Exercise objective: Starting from the line that contains "Parse this chart and return its data as JSON.", reproduce each line exactly through the end of the material, and include no other lines.

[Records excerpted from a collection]
....
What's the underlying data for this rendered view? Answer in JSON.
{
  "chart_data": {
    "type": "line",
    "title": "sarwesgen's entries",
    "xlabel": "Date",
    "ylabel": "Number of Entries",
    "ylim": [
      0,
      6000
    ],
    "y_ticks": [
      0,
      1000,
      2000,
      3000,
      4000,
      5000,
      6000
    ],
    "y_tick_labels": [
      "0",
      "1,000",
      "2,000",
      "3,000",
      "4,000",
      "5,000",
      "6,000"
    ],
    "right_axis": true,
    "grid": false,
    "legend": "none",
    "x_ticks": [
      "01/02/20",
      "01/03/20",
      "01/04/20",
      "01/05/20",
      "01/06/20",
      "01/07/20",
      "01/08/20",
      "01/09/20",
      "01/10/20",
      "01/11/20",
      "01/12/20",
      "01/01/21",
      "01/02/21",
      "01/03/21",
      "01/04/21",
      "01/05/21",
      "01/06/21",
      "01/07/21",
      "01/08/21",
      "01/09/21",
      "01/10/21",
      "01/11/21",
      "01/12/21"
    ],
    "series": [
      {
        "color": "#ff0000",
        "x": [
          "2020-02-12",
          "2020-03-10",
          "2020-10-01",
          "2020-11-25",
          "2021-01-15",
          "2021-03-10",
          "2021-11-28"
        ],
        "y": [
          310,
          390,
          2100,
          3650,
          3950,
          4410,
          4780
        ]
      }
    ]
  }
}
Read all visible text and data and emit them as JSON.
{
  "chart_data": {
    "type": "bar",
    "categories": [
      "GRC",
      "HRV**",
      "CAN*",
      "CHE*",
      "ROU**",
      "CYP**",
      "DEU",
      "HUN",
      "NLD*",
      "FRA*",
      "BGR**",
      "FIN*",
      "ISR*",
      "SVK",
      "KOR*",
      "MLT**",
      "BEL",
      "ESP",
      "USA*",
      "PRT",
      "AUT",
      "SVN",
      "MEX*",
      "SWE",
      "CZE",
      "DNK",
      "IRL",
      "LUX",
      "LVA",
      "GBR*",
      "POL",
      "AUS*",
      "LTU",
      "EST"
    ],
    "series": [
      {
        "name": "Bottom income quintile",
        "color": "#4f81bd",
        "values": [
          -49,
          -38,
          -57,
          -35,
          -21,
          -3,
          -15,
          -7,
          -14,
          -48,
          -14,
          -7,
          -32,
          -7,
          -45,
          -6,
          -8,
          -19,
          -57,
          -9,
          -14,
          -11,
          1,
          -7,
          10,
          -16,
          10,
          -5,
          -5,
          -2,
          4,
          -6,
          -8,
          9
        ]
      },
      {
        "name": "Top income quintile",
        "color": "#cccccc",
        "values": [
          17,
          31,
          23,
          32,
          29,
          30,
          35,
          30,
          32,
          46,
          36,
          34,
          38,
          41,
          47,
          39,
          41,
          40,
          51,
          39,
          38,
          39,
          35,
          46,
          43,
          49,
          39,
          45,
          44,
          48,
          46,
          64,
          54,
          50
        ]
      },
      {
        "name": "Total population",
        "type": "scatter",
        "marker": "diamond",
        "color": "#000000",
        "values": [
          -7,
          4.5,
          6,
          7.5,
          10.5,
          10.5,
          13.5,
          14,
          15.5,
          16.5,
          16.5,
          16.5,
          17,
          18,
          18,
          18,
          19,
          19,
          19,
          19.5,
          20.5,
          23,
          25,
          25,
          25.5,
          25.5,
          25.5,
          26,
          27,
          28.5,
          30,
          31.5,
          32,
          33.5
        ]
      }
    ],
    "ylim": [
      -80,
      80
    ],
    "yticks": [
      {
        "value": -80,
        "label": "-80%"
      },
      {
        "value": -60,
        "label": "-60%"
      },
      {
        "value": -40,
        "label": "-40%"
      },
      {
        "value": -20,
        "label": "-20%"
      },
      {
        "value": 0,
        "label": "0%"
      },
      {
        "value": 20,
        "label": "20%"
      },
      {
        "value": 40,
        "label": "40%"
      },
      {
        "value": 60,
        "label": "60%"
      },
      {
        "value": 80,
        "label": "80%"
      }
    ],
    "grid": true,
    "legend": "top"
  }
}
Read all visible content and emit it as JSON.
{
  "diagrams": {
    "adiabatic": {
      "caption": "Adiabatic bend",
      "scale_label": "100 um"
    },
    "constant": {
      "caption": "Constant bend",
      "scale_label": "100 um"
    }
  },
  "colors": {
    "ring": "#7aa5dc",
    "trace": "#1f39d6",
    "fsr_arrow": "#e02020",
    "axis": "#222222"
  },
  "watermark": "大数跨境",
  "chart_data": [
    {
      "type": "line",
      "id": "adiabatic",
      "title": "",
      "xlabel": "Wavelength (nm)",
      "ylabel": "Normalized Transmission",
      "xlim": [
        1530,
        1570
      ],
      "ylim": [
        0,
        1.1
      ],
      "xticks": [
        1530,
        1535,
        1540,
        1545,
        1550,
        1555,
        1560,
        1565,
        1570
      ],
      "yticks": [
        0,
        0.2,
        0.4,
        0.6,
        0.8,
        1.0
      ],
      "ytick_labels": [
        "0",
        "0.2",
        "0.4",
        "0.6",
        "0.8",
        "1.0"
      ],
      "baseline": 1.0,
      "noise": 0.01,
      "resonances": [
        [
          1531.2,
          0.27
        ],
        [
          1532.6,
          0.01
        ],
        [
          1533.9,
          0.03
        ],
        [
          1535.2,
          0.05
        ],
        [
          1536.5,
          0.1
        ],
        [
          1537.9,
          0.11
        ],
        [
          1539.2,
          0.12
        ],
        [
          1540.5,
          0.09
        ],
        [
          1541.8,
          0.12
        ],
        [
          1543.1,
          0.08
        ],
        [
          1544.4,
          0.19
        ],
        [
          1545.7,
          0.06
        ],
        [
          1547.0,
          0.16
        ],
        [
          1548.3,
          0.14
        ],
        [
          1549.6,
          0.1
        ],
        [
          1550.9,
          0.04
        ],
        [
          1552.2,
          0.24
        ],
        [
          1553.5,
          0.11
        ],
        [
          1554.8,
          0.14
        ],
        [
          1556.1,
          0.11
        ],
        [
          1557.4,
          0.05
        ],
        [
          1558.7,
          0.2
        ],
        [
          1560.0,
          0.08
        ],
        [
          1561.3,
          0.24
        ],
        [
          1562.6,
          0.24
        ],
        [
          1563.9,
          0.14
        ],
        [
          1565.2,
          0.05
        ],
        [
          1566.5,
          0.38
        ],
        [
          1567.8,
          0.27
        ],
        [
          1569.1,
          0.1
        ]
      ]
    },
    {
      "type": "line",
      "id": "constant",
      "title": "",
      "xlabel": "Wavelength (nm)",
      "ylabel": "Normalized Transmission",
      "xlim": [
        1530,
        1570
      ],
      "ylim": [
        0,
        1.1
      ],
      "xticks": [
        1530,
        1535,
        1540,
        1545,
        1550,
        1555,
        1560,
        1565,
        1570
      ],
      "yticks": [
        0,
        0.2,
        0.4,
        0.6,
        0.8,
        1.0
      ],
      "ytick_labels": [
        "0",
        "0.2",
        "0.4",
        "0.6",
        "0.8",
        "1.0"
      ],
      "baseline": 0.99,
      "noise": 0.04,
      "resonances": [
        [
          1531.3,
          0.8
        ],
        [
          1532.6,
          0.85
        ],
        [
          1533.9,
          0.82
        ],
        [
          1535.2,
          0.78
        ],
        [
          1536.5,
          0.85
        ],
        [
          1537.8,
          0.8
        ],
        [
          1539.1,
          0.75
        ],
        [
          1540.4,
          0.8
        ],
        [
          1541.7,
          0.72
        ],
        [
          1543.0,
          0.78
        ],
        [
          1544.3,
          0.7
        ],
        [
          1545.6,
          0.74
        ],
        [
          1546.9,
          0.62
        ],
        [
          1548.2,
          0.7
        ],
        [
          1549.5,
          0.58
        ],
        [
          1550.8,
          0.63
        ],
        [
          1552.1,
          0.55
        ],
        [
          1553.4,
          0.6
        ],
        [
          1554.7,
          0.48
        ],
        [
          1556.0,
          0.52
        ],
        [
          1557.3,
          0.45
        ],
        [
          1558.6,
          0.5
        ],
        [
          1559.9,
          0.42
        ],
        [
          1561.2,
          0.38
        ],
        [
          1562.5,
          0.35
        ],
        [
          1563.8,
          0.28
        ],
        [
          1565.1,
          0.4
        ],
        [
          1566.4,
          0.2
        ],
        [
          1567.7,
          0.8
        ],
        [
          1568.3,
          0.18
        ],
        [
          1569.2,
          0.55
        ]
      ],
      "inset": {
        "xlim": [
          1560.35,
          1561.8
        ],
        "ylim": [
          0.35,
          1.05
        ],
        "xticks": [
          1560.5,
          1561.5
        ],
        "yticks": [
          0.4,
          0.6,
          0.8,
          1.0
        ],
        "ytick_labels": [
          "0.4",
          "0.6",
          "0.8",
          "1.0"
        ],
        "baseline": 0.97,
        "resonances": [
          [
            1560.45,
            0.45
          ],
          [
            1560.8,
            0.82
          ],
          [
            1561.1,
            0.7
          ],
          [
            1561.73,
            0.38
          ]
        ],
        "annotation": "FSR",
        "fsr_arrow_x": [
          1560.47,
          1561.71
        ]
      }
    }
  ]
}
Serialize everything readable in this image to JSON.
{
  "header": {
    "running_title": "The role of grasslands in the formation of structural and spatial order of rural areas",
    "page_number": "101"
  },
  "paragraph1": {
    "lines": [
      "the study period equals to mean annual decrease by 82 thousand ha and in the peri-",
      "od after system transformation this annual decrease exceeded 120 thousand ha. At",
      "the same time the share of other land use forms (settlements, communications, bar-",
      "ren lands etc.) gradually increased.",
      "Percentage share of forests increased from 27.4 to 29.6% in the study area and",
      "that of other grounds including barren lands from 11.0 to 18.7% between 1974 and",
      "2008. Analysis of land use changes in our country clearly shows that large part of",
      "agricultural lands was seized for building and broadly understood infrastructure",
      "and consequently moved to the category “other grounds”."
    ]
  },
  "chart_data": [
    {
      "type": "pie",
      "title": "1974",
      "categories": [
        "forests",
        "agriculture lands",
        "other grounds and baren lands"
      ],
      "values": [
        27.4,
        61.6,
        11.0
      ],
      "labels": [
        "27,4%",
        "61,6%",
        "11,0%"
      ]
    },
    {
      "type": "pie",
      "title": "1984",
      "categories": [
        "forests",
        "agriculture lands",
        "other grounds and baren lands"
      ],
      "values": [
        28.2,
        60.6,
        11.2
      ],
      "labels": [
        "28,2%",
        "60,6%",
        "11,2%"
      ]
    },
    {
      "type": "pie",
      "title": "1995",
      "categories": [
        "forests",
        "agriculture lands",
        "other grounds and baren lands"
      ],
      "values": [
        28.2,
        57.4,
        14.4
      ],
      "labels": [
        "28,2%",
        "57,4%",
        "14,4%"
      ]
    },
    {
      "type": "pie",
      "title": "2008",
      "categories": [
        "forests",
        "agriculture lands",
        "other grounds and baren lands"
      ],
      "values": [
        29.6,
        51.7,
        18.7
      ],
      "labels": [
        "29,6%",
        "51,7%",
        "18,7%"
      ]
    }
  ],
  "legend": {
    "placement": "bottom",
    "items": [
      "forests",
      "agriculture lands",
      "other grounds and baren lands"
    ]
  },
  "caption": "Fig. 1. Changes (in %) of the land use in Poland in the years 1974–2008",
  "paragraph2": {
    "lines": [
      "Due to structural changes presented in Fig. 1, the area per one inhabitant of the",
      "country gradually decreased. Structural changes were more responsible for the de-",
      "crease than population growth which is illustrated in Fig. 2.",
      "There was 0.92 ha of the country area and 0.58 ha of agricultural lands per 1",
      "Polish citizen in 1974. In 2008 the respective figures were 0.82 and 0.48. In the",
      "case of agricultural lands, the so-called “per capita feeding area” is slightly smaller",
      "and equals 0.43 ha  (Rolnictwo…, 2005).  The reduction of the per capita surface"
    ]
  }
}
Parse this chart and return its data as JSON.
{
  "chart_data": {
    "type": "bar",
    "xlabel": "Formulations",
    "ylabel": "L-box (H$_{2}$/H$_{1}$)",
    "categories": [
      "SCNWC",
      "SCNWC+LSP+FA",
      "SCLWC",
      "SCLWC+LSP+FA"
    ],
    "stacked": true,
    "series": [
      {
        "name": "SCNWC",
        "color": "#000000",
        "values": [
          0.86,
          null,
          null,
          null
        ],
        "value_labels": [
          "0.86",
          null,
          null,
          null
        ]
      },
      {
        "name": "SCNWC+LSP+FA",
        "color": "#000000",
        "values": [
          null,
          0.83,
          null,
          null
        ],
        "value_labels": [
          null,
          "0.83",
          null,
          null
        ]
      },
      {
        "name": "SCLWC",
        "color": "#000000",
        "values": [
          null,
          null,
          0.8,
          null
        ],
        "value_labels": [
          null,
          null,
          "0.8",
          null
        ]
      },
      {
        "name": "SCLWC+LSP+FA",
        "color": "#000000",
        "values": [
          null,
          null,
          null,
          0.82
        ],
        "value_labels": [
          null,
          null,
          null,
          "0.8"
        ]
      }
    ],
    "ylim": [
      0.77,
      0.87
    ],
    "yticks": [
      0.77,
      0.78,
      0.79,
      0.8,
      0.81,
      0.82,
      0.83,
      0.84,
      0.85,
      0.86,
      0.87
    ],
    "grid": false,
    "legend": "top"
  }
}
....
Solution:
Parse this chart and return its data as JSON.
{
  "chart_data": {
    "type": "bar",
    "xlabel": "Formulations",
    "ylabel": "L-box (H$_{2}$/H$_{1}$)",
    "categories": [
      "SCNWC",
      "SCNWC+LSP+FA",
      "SCLWC",
      "SCLWC+LSP+FA"
    ],
    "stacked": true,
    "series": [
      {
        "name": "SCNWC",
        "color": "#000000",
        "values": [
          0.86,
          null,
          null,
          null
        ],
        "value_labels": [
          "0.86",
          null,
          null,
          null
        ]
      },
      {
        "name": "SCNWC+LSP+FA",
        "color": "#000000",
        "values": [
          null,
          0.83,
          null,
          null
        ],
        "value_labels": [
          null,
          "0.83",
          null,
          null
        ]
      },
      {
        "name": "SCLWC",
        "color": "#000000",
        "values": [
          null,
          null,
          0.8,
          null
        ],
        "value_labels": [
          null,
          null,
          "0.8",
          null
        ]
      },
      {
        "name": "SCLWC+LSP+FA",
        "color": "#000000",
        "values": [
          null,
          null,
          null,
          0.82
        ],
        "value_labels": [
          null,
          null,
          null,
          "0.8"
        ]
      }
    ],
    "ylim": [
      0.77,
      0.87
    ],
    "yticks": [
      0.77,
      0.78,
      0.79,
      0.8,
      0.81,
      0.82,
      0.83,
      0.84,
      0.85,
      0.86,
      0.87
    ],
    "grid": false,
    "legend": "top"
  }
}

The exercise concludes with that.